[DATA FOR THIS EXERCISE]
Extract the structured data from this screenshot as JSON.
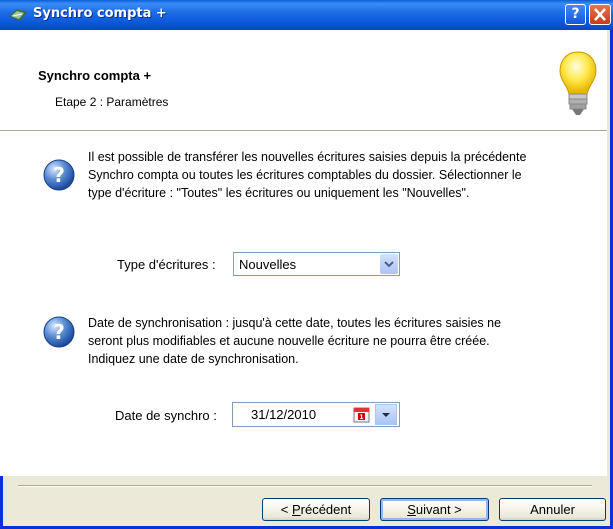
{
  "window": {
    "title": "Synchro compta +",
    "help_label": "?",
    "close_label": "✕"
  },
  "header": {
    "title": "Synchro compta +",
    "subtitle": "Etape 2 : Paramètres",
    "icon": "lightbulb-icon"
  },
  "section1": {
    "icon": "question-icon",
    "lines": [
      "Il est possible de transférer les nouvelles écritures saisies depuis la précédente",
      "Synchro compta ou toutes les écritures comptables du dossier. Sélectionner le",
      "type d'écriture : \"Toutes\" les écritures ou uniquement les \"Nouvelles\"."
    ],
    "field_label": "Type d'écritures :",
    "field_value": "Nouvelles"
  },
  "section2": {
    "icon": "question-icon",
    "lines": [
      "Date de synchronisation : jusqu'à cette date, toutes les écritures saisies ne",
      "seront plus modifiables et aucune nouvelle écriture ne pourra être créée.",
      "Indiquez une date de synchronisation."
    ],
    "field_label": "Date de synchro :",
    "field_value": "31/12/2010",
    "calendar_icon": "calendar-icon"
  },
  "buttons": {
    "prev_prefix": "< ",
    "prev_mnemonic": "P",
    "prev_rest": "récédent",
    "next_mnemonic": "S",
    "next_rest": "uivant >",
    "cancel": "Annuler"
  },
  "colors": {
    "titlebar": "#0a55d4",
    "window_frame": "#0831d9",
    "button_border": "#003c74"
  }
}
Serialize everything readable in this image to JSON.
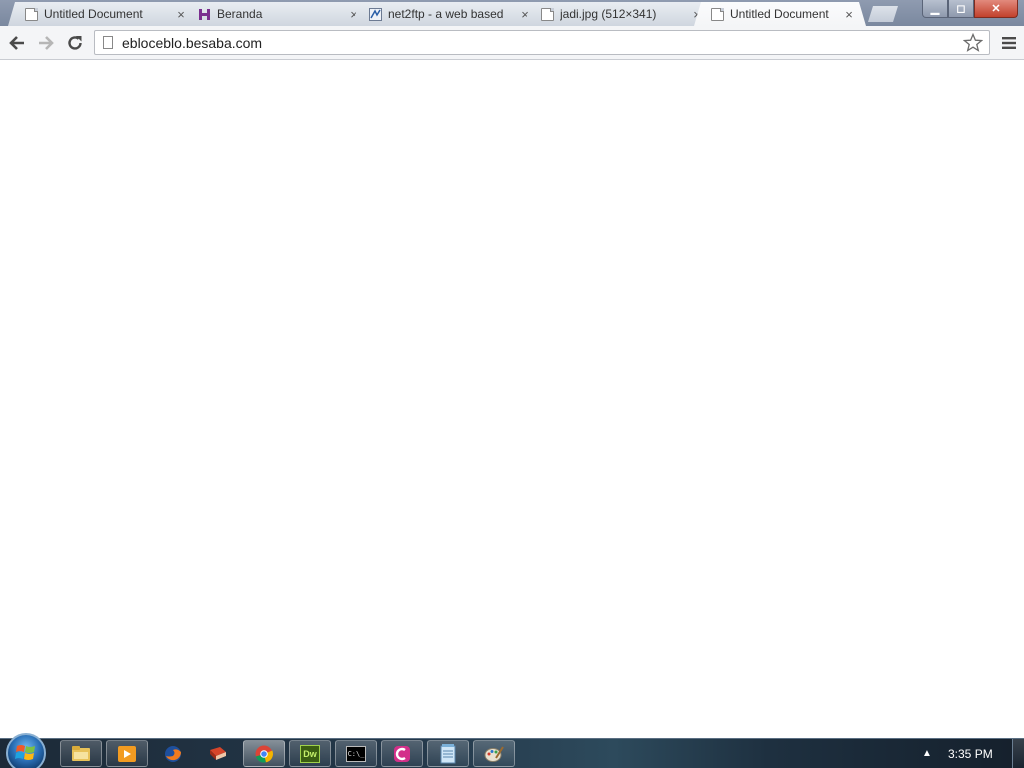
{
  "browser": {
    "tabs": [
      {
        "title": "Untitled Document",
        "favicon": "document-icon"
      },
      {
        "title": "Beranda",
        "favicon": "wordpress-h-icon"
      },
      {
        "title": "net2ftp - a web based",
        "favicon": "net2ftp-icon"
      },
      {
        "title": "jadi.jpg (512×341)",
        "favicon": "document-icon"
      },
      {
        "title": "Untitled Document",
        "favicon": "document-icon",
        "active": true
      }
    ],
    "close_glyph": "×",
    "address": "ebloceblo.besaba.com",
    "colors": {
      "tabstrip": "#8f9bb0",
      "toolbar": "#f4f5f7",
      "close_button": "#c2412c"
    }
  },
  "window_controls": {
    "minimize": "▁",
    "maximize": "◻",
    "close": "✕"
  },
  "taskbar": {
    "start_icon": "windows-start-orb-icon",
    "apps": [
      "file-explorer-icon",
      "media-player-icon",
      "firefox-icon",
      "red-book-app-icon",
      "chrome-icon",
      "dreamweaver-icon",
      "command-prompt-icon",
      "pink-app-icon",
      "notepad-icon",
      "paint-icon"
    ],
    "dreamweaver_label": "Dw",
    "cmd_label": "C:\\_",
    "tray_arrow": "▲",
    "clock": "3:35 PM"
  }
}
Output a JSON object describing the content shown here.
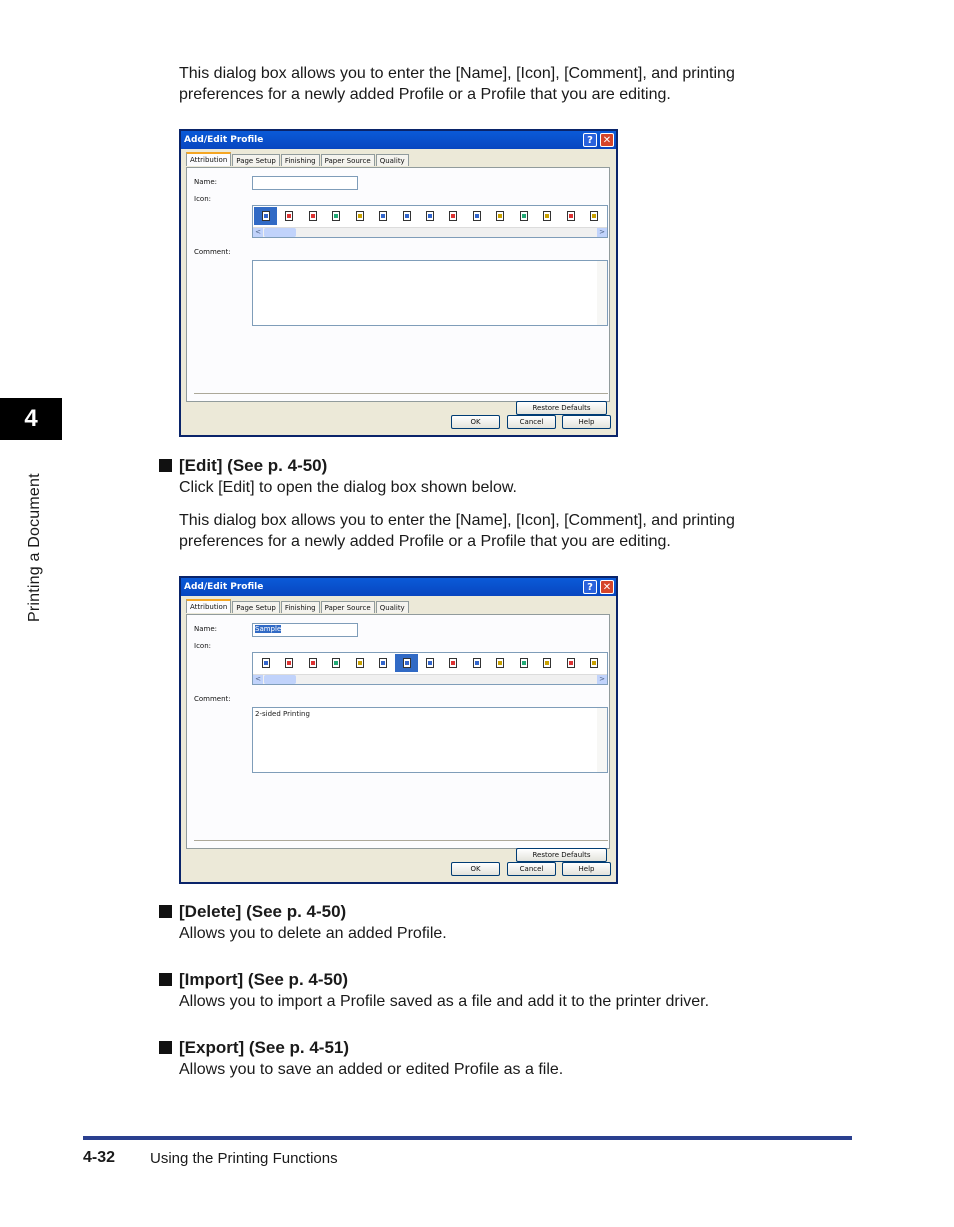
{
  "intro": {
    "line1": "This dialog box allows you to enter the [Name], [Icon], [Comment], and printing",
    "line2": "preferences for a newly added Profile or a Profile that you are editing."
  },
  "dialog_common": {
    "title": "Add/Edit Profile",
    "help_glyph": "?",
    "close_glyph": "✕",
    "tabs": [
      "Attribution",
      "Page Setup",
      "Finishing",
      "Paper Source",
      "Quality"
    ],
    "name_label": "Name:",
    "icon_label": "Icon:",
    "comment_label": "Comment:",
    "restore_label": "Restore Defaults",
    "ok_label": "OK",
    "cancel_label": "Cancel",
    "help_label": "Help",
    "scroll_left": "<",
    "scroll_right": ">"
  },
  "dialog1": {
    "name_value": "",
    "comment_value": ""
  },
  "dialog2": {
    "name_value": "Sample",
    "comment_value": "2-sided Printing"
  },
  "edit": {
    "heading": "[Edit] (See p. 4-50)",
    "text1": "Click [Edit] to open the dialog box shown below.",
    "text2a": "This dialog box allows you to enter the [Name], [Icon], [Comment], and printing",
    "text2b": "preferences for a newly added Profile or a Profile that you are editing."
  },
  "delete": {
    "heading": "[Delete] (See p. 4-50)",
    "text": "Allows you to delete an added Profile."
  },
  "import": {
    "heading": "[Import] (See p. 4-50)",
    "text": "Allows you to import a Profile saved as a file and add it to the printer driver."
  },
  "export": {
    "heading": "[Export] (See p. 4-51)",
    "text": "Allows you to save an added or edited Profile as a file."
  },
  "sidebar": {
    "chapter_number": "4",
    "chapter_title": "Printing a Document"
  },
  "footer": {
    "page_number": "4-32",
    "section": "Using the Printing Functions"
  }
}
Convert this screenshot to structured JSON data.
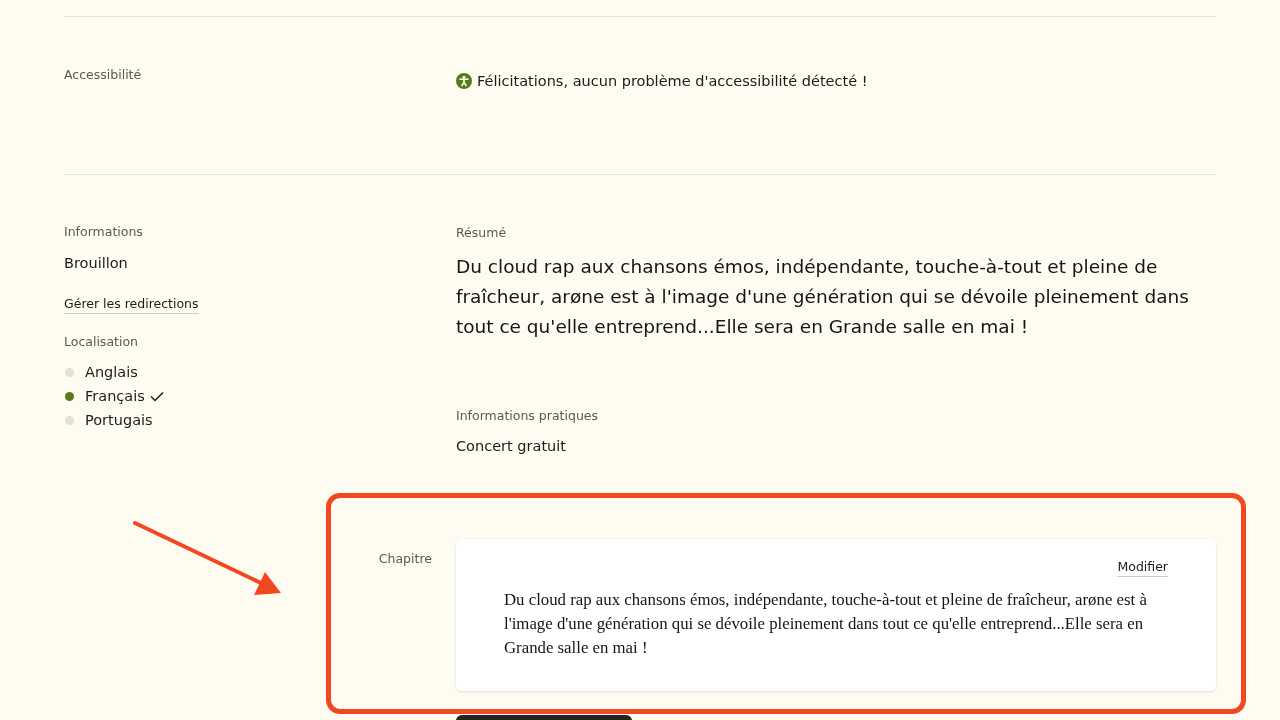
{
  "accessibility": {
    "label": "Accessibilité",
    "message": "Félicitations, aucun problème d'accessibilité détecté !"
  },
  "informations": {
    "label": "Informations",
    "status": "Brouillon",
    "redirects_link": "Gérer les redirections"
  },
  "localisation": {
    "label": "Localisation",
    "languages": [
      {
        "name": "Anglais",
        "selected": false
      },
      {
        "name": "Français",
        "selected": true
      },
      {
        "name": "Portugais",
        "selected": false
      }
    ]
  },
  "resume": {
    "label": "Résumé",
    "text": "Du cloud rap aux chansons émos, indépendante, touche-à-tout et pleine de fraîcheur, arøne est à l'image d'une génération qui se dévoile pleinement dans tout ce qu'elle entreprend...Elle sera en Grande salle en mai !"
  },
  "practical_info": {
    "label": "Informations pratiques",
    "value": "Concert gratuit"
  },
  "chapter": {
    "label": "Chapitre",
    "edit_link": "Modifier",
    "text": "Du cloud rap aux chansons émos, indépendante, touche-à-tout et pleine de fraîcheur, arøne est à l'image d'une génération qui se dévoile pleinement dans tout ce qu'elle entreprend...Elle sera en Grande salle en mai !"
  }
}
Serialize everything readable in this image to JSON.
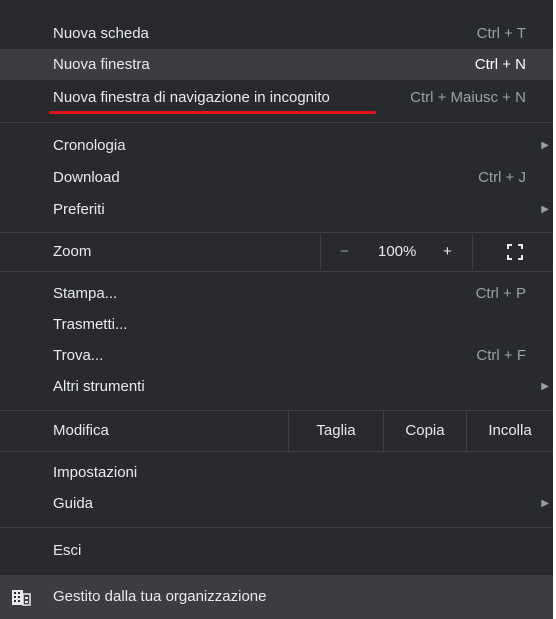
{
  "menu": {
    "new_tab": {
      "label": "Nuova scheda",
      "shortcut": "Ctrl + T"
    },
    "new_window": {
      "label": "Nuova finestra",
      "shortcut": "Ctrl + N"
    },
    "incognito": {
      "label": "Nuova finestra di navigazione in incognito",
      "shortcut": "Ctrl + Maiusc + N"
    },
    "history": {
      "label": "Cronologia"
    },
    "downloads": {
      "label": "Download",
      "shortcut": "Ctrl + J"
    },
    "bookmarks": {
      "label": "Preferiti"
    },
    "zoom": {
      "label": "Zoom",
      "minus": "−",
      "value": "100%",
      "plus": "+"
    },
    "print": {
      "label": "Stampa...",
      "shortcut": "Ctrl + P"
    },
    "cast": {
      "label": "Trasmetti..."
    },
    "find": {
      "label": "Trova...",
      "shortcut": "Ctrl + F"
    },
    "more_tools": {
      "label": "Altri strumenti"
    },
    "edit": {
      "label": "Modifica",
      "cut": "Taglia",
      "copy": "Copia",
      "paste": "Incolla"
    },
    "settings": {
      "label": "Impostazioni"
    },
    "help": {
      "label": "Guida"
    },
    "exit": {
      "label": "Esci"
    }
  },
  "footer": {
    "label": "Gestito dalla tua organizzazione",
    "icon": "building-icon"
  },
  "colors": {
    "background": "#292a2d",
    "highlight": "#3c3d41",
    "annotation": "#e0141b"
  }
}
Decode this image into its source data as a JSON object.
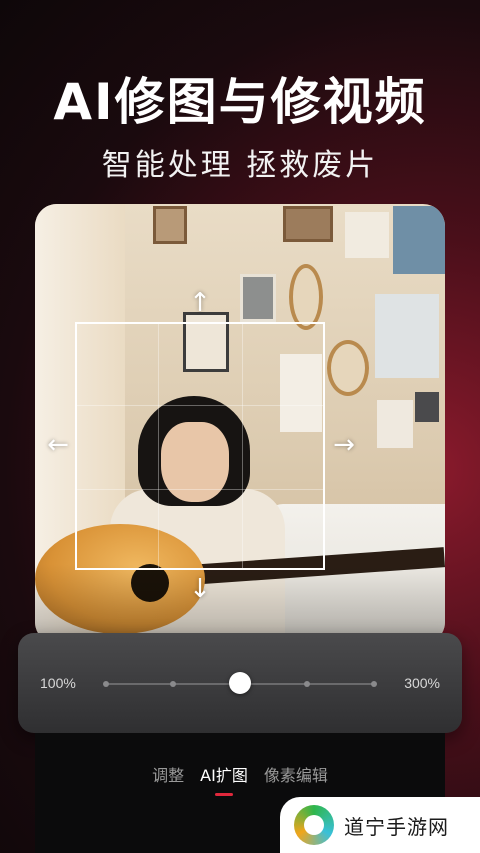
{
  "headline": "AI修图与修视频",
  "subline": "智能处理 拯救废片",
  "crop": {
    "arrows": {
      "up": "↑",
      "down": "↓",
      "left": "←",
      "right": "→"
    }
  },
  "slider": {
    "min_label": "100%",
    "max_label": "300%",
    "value_fraction": 0.5,
    "tick_count": 5
  },
  "tabs": [
    {
      "label": "调整",
      "active": false
    },
    {
      "label": "AI扩图",
      "active": true
    },
    {
      "label": "像素编辑",
      "active": false
    }
  ],
  "watermark": {
    "text": "道宁手游网"
  },
  "colors": {
    "accent": "#e0283c",
    "background": "#1a0a0e",
    "panel": "#3a3a3c"
  }
}
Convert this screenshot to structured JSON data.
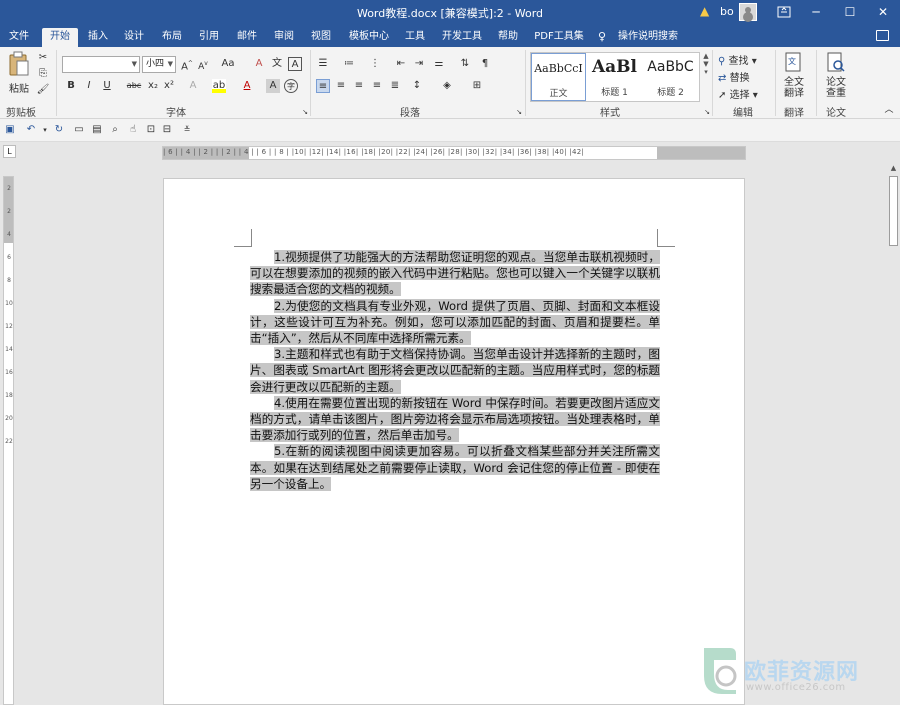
{
  "window": {
    "title": "Word教程.docx [兼容模式]:2  -  Word",
    "user": "bo",
    "minimize": "─",
    "restore": "☐",
    "close": "✕"
  },
  "tabs": [
    "文件",
    "开始",
    "插入",
    "设计",
    "布局",
    "引用",
    "邮件",
    "审阅",
    "视图",
    "模板中心",
    "工具",
    "开发工具",
    "帮助",
    "PDF工具集"
  ],
  "active_tab": "开始",
  "tell_me": "操作说明搜索",
  "ribbon": {
    "clipboard": {
      "paste": "粘贴",
      "label": "剪贴板"
    },
    "font": {
      "name": "",
      "size": "小四",
      "label": "字体",
      "bold": "B",
      "italic": "I",
      "underline": "U",
      "strike": "abc",
      "sub": "x₂",
      "sup": "x²",
      "grow": "A",
      "shrink": "A",
      "case": "Aa",
      "clear": "A",
      "phonetic": "文",
      "border": "A",
      "effect": "A",
      "highlight": "ab",
      "color": "A",
      "charshade": "A",
      "enclose": "字"
    },
    "paragraph": {
      "label": "段落"
    },
    "styles": {
      "label": "样式",
      "items": [
        {
          "sample": "AaBbCcI",
          "name": "正文"
        },
        {
          "sample": "AaBl",
          "name": "标题 1"
        },
        {
          "sample": "AaBbC",
          "name": "标题 2"
        }
      ]
    },
    "editing": {
      "find": "查找",
      "replace": "替换",
      "select": "选择",
      "label": "编辑"
    },
    "translate": {
      "btn": "全文\n翻译",
      "label": "翻译"
    },
    "paper": {
      "btn": "论文\n查重",
      "label": "论文"
    }
  },
  "ruler": {
    "h_ticks": "| 6 |   | 4 |   | 2 |   |      | 2 |   | 4 |   | 6 |   | 8 |   |10|  |12|  |14|  |16|  |18|  |20|  |22|  |24|  |26|  |28|  |30|  |32|  |34|  |36|  |38|  |40|  |42|",
    "v_ticks": [
      "2",
      "",
      "2",
      "4",
      "6",
      "8",
      "10",
      "12",
      "14",
      "16",
      "18",
      "20",
      "22"
    ],
    "tab_selector": "L"
  },
  "document": {
    "paragraphs": [
      "1.视频提供了功能强大的方法帮助您证明您的观点。当您单击联机视频时，可以在想要添加的视频的嵌入代码中进行粘贴。您也可以键入一个关键字以联机搜索最适合您的文档的视频。",
      "2.为使您的文档具有专业外观，Word 提供了页眉、页脚、封面和文本框设计，这些设计可互为补充。例如，您可以添加匹配的封面、页眉和提要栏。单击“插入”，然后从不同库中选择所需元素。",
      "3.主题和样式也有助于文档保持协调。当您单击设计并选择新的主题时，图片、图表或 SmartArt 图形将会更改以匹配新的主题。当应用样式时，您的标题会进行更改以匹配新的主题。",
      "4.使用在需要位置出现的新按钮在 Word 中保存时间。若要更改图片适应文档的方式，请单击该图片，图片旁边将会显示布局选项按钮。当处理表格时，单击要添加行或列的位置，然后单击加号。",
      "5.在新的阅读视图中阅读更加容易。可以折叠文档某些部分并关注所需文本。如果在达到结尾处之前需要停止读取，Word 会记住您的停止位置 - 即使在另一个设备上。"
    ]
  },
  "watermark": {
    "name": "欧菲资源网",
    "url": "www.office26.com"
  },
  "colors": {
    "word_blue": "#2b579a",
    "highlight_gray": "#c6c6c6"
  }
}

[PROBLEM DESCRIPTION] Wherever "synchronisation" shows up in a line, copy that line.

[RESULT FOR THIS EXERCISE]
      "Date de synchronisation : jusqu'à cette date, toutes les écritures saisies ne",
      "Indiquez une date de synchronisation."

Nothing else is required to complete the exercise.